▼

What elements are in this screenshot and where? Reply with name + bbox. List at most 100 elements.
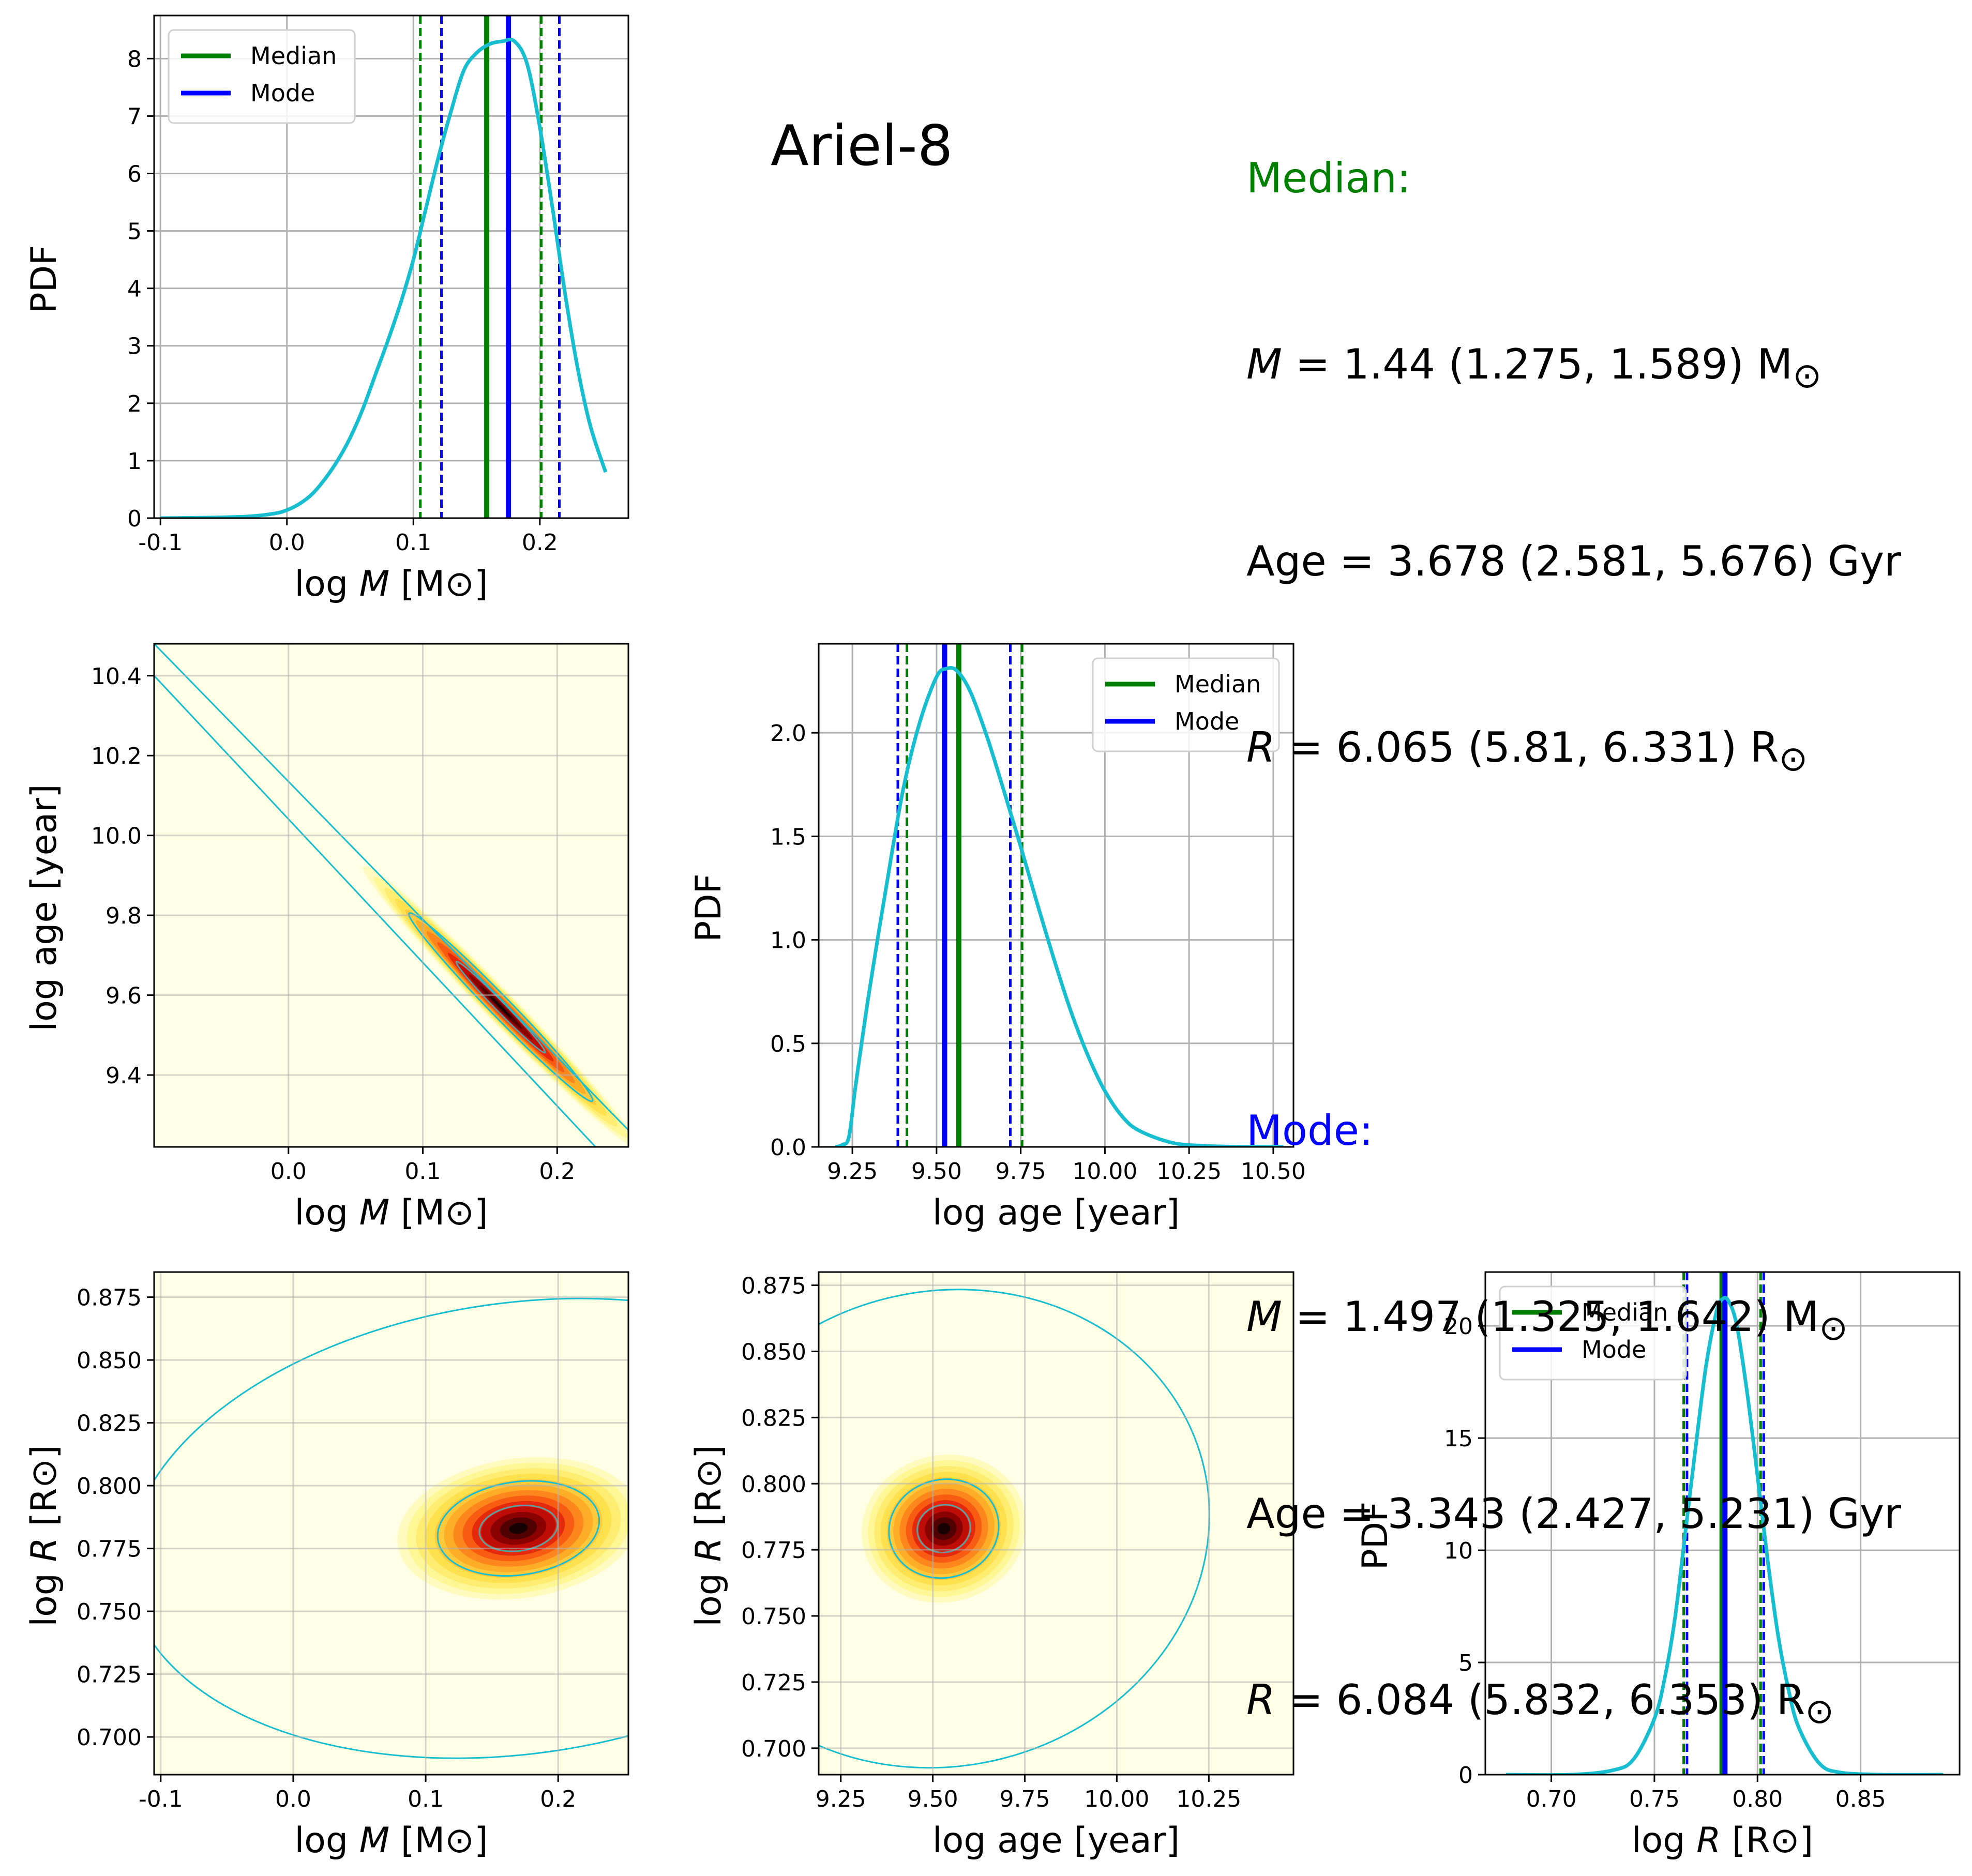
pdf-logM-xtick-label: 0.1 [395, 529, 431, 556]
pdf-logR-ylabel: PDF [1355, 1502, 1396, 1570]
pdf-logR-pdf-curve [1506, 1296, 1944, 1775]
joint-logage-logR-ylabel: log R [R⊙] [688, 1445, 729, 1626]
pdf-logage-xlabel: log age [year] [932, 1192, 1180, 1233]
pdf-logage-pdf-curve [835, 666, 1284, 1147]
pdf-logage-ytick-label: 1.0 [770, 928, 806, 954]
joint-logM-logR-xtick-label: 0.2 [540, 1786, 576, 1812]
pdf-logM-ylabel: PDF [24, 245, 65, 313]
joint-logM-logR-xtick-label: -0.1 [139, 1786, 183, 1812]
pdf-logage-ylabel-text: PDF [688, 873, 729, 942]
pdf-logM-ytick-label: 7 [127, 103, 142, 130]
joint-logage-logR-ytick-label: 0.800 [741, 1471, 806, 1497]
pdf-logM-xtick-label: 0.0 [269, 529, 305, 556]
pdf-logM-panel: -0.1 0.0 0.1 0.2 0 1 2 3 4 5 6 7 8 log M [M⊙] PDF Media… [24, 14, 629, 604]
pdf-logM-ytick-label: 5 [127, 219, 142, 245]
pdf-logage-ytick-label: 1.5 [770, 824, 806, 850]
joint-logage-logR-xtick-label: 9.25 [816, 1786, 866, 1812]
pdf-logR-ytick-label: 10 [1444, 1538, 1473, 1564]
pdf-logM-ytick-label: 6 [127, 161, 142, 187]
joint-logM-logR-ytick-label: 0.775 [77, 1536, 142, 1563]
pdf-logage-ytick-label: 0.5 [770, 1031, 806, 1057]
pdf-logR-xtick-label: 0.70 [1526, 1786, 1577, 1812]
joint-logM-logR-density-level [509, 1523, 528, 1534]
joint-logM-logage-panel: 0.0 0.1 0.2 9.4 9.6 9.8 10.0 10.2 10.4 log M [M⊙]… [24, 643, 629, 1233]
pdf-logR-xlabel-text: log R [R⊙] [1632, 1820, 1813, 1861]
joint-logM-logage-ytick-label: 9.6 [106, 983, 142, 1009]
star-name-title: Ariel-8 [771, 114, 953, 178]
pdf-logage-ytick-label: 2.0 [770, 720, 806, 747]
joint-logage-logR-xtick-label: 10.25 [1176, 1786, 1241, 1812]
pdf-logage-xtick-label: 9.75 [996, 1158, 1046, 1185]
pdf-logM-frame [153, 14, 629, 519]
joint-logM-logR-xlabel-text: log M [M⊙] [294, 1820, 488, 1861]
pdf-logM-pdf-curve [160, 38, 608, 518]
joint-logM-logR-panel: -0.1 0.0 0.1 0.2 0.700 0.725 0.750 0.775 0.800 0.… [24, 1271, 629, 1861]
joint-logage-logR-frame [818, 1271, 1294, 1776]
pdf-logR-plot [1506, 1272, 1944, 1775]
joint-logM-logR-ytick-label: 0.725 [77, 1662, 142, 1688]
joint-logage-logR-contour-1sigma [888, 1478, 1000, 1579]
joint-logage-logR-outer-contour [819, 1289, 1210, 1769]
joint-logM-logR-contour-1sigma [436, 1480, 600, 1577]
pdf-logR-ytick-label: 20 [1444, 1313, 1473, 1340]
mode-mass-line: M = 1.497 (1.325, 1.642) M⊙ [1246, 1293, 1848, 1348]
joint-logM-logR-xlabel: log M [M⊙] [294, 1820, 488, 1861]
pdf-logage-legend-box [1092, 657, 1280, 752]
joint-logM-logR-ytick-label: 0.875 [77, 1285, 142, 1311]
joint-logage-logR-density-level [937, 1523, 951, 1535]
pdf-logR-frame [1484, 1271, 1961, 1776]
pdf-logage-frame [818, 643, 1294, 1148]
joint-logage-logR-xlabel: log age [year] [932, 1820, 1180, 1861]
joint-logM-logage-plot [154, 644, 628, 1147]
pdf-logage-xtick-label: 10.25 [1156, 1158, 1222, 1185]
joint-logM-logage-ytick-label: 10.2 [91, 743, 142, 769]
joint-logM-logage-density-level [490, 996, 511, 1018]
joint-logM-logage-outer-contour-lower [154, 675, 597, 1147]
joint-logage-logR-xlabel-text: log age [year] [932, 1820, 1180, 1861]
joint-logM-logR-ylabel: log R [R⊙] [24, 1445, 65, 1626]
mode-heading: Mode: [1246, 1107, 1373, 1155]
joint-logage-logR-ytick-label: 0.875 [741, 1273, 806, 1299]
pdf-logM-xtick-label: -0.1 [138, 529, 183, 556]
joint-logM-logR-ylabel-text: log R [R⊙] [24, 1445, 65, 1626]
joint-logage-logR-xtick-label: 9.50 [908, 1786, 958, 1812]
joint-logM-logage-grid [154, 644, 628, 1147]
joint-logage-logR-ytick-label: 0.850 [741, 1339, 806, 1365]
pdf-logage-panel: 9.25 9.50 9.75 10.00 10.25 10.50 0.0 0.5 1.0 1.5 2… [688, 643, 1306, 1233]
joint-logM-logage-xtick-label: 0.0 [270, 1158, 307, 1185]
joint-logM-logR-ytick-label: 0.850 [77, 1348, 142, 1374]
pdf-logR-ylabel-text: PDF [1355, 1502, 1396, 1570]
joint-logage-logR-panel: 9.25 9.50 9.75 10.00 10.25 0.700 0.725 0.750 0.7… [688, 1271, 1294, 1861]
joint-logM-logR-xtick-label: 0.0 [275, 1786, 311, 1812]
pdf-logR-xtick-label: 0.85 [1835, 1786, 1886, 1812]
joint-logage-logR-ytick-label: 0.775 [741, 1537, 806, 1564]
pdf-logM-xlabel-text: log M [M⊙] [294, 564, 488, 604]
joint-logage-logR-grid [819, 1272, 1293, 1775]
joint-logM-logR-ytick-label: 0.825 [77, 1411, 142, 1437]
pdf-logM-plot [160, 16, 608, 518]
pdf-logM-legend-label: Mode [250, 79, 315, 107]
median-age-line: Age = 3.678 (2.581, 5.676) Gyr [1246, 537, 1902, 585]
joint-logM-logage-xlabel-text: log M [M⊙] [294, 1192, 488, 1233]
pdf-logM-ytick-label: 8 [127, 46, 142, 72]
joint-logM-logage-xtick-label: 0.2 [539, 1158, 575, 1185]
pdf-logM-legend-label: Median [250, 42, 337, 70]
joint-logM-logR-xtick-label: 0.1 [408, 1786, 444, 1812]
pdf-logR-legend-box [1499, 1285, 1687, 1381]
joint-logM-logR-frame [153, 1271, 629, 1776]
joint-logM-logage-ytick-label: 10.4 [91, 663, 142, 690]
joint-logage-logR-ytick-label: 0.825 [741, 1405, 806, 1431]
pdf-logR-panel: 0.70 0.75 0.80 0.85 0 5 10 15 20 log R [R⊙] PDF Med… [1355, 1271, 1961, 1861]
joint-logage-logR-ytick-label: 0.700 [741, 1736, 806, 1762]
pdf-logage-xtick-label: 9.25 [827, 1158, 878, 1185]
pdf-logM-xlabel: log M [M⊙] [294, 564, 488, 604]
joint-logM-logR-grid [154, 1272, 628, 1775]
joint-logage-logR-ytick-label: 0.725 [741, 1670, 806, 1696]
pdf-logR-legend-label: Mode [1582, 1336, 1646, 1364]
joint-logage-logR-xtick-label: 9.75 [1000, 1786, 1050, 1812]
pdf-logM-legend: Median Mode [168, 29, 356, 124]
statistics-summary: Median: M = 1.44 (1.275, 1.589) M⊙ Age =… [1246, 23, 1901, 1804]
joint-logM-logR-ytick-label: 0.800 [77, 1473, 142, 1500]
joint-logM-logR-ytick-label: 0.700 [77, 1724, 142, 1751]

▲

Reproduce the data above line for line with no changes, leaving out the pictures.

What elements are in this screenshot and where? Reply with name + bbox. List at most 100 elements.
pdf-logM-xtick-label: 0.1 [395, 529, 431, 556]
pdf-logR-ylabel: PDF [1355, 1502, 1396, 1570]
pdf-logR-pdf-curve [1506, 1296, 1944, 1775]
joint-logage-logR-ylabel: log R [R⊙] [688, 1445, 729, 1626]
pdf-logage-xlabel: log age [year] [932, 1192, 1180, 1233]
pdf-logage-pdf-curve [835, 666, 1284, 1147]
pdf-logage-ytick-label: 1.0 [770, 928, 806, 954]
joint-logM-logR-xtick-label: 0.2 [540, 1786, 576, 1812]
pdf-logM-ylabel: PDF [24, 245, 65, 313]
joint-logM-logR-xtick-label: -0.1 [139, 1786, 183, 1812]
pdf-logage-ylabel-text: PDF [688, 873, 729, 942]
pdf-logM-ytick-label: 7 [127, 103, 142, 130]
joint-logage-logR-ytick-label: 0.800 [741, 1471, 806, 1497]
pdf-logM-xtick-label: 0.0 [269, 529, 305, 556]
pdf-logM-panel: -0.1 0.0 0.1 0.2 0 1 2 3 4 5 6 7 8 log M [M⊙] PDF Media… [24, 14, 629, 604]
pdf-logM-ytick-label: 5 [127, 219, 142, 245]
pdf-logage-ytick-label: 1.5 [770, 824, 806, 850]
joint-logage-logR-xtick-label: 9.25 [816, 1786, 866, 1812]
pdf-logR-ytick-label: 10 [1444, 1538, 1473, 1564]
pdf-logM-ytick-label: 6 [127, 161, 142, 187]
joint-logM-logR-ytick-label: 0.775 [77, 1536, 142, 1563]
pdf-logage-ytick-label: 0.5 [770, 1031, 806, 1057]
pdf-logR-xtick-label: 0.70 [1526, 1786, 1577, 1812]
joint-logM-logR-density-level [509, 1523, 528, 1534]
joint-logM-logage-panel: 0.0 0.1 0.2 9.4 9.6 9.8 10.0 10.2 10.4 log M [M⊙]… [24, 643, 629, 1233]
pdf-logR-xlabel-text: log R [R⊙] [1632, 1820, 1813, 1861]
joint-logM-logage-ytick-label: 9.6 [106, 983, 142, 1009]
star-name-title: Ariel-8 [771, 114, 953, 178]
pdf-logage-ytick-label: 2.0 [770, 720, 806, 747]
joint-logage-logR-xtick-label: 10.25 [1176, 1786, 1241, 1812]
pdf-logage-xtick-label: 9.75 [996, 1158, 1046, 1185]
pdf-logM-frame [153, 14, 629, 519]
joint-logM-logR-xlabel-text: log M [M⊙] [294, 1820, 488, 1861]
pdf-logM-pdf-curve [160, 38, 608, 518]
joint-logM-logR-panel: -0.1 0.0 0.1 0.2 0.700 0.725 0.750 0.775 0.800 0.… [24, 1271, 629, 1861]
joint-logage-logR-frame [818, 1271, 1294, 1776]
pdf-logR-plot [1506, 1272, 1944, 1775]
joint-logM-logR-ytick-label: 0.725 [77, 1662, 142, 1688]
joint-logage-logR-contour-1sigma [888, 1478, 1000, 1579]
joint-logage-logR-outer-contour [819, 1289, 1210, 1769]
joint-logM-logR-contour-1sigma [436, 1480, 600, 1577]
pdf-logR-ytick-label: 20 [1444, 1313, 1473, 1340]
mode-mass-line: M = 1.497 (1.325, 1.642) M⊙ [1246, 1293, 1848, 1348]
joint-logM-logR-xlabel: log M [M⊙] [294, 1820, 488, 1861]
pdf-logage-legend-box [1092, 657, 1280, 752]
joint-logM-logR-ytick-label: 0.875 [77, 1285, 142, 1311]
joint-logage-logR-density-level [937, 1523, 951, 1535]
pdf-logR-frame [1484, 1271, 1961, 1776]
pdf-logage-frame [818, 643, 1294, 1148]
joint-logage-logR-xlabel: log age [year] [932, 1820, 1180, 1861]
joint-logM-logage-plot [154, 644, 628, 1147]
pdf-logage-xtick-label: 10.25 [1156, 1158, 1222, 1185]
joint-logM-logage-ytick-label: 10.2 [91, 743, 142, 769]
joint-logM-logage-density-level [490, 996, 511, 1018]
joint-logM-logage-outer-contour-lower [154, 675, 597, 1147]
joint-logage-logR-xlabel-text: log age [year] [932, 1820, 1180, 1861]
joint-logM-logR-ylabel: log R [R⊙] [24, 1445, 65, 1626]
mode-heading: Mode: [1246, 1107, 1373, 1155]
joint-logage-logR-ytick-label: 0.875 [741, 1273, 806, 1299]
pdf-logM-xtick-label: -0.1 [138, 529, 183, 556]
joint-logM-logR-ylabel-text: log R [R⊙] [24, 1445, 65, 1626]
joint-logage-logR-xtick-label: 9.50 [908, 1786, 958, 1812]
joint-logM-logage-grid [154, 644, 628, 1147]
joint-logage-logR-ytick-label: 0.850 [741, 1339, 806, 1365]
pdf-logage-panel: 9.25 9.50 9.75 10.00 10.25 10.50 0.0 0.5 1.0 1.5 2… [688, 643, 1306, 1233]
joint-logM-logage-xtick-label: 0.0 [270, 1158, 307, 1185]
joint-logM-logR-ytick-label: 0.850 [77, 1348, 142, 1374]
pdf-logR-ylabel-text: PDF [1355, 1502, 1396, 1570]
joint-logage-logR-panel: 9.25 9.50 9.75 10.00 10.25 0.700 0.725 0.750 0.7… [688, 1271, 1294, 1861]
joint-logM-logR-xtick-label: 0.0 [275, 1786, 311, 1812]
pdf-logR-xtick-label: 0.85 [1835, 1786, 1886, 1812]
joint-logage-logR-ytick-label: 0.775 [741, 1537, 806, 1564]
pdf-logM-xlabel-text: log M [M⊙] [294, 564, 488, 604]
joint-logage-logR-grid [819, 1272, 1293, 1775]
joint-logM-logR-ytick-label: 0.825 [77, 1411, 142, 1437]
pdf-logM-plot [160, 16, 608, 518]
pdf-logM-legend-label: Mode [250, 79, 315, 107]
median-age-line: Age = 3.678 (2.581, 5.676) Gyr [1246, 537, 1902, 585]
joint-logM-logage-xlabel-text: log M [M⊙] [294, 1192, 488, 1233]
pdf-logM-ytick-label: 8 [127, 46, 142, 72]
joint-logM-logage-xtick-label: 0.2 [539, 1158, 575, 1185]
pdf-logM-legend-label: Median [250, 42, 337, 70]
joint-logM-logR-xtick-label: 0.1 [408, 1786, 444, 1812]
pdf-logR-legend-box [1499, 1285, 1687, 1381]
joint-logM-logR-frame [153, 1271, 629, 1776]
joint-logM-logage-ytick-label: 10.4 [91, 663, 142, 690]
joint-logage-logR-ytick-label: 0.825 [741, 1405, 806, 1431]
pdf-logR-panel: 0.70 0.75 0.80 0.85 0 5 10 15 20 log R [R⊙] PDF Med… [1355, 1271, 1961, 1861]
joint-logage-logR-ytick-label: 0.700 [741, 1736, 806, 1762]
pdf-logage-xtick-label: 9.25 [827, 1158, 878, 1185]
pdf-logM-xlabel: log M [M⊙] [294, 564, 488, 604]
joint-logM-logR-grid [154, 1272, 628, 1775]
joint-logage-logR-ytick-label: 0.725 [741, 1670, 806, 1696]
pdf-logR-legend-label: Mode [1582, 1336, 1646, 1364]
joint-logage-logR-xtick-label: 9.75 [1000, 1786, 1050, 1812]
pdf-logM-legend: Median Mode [168, 29, 356, 124]
statistics-summary: Median: M = 1.44 (1.275, 1.589) M⊙ Age =… [1246, 23, 1901, 1804]
joint-logM-logR-ytick-label: 0.800 [77, 1473, 142, 1500]
joint-logM-logR-ytick-label: 0.700 [77, 1724, 142, 1751]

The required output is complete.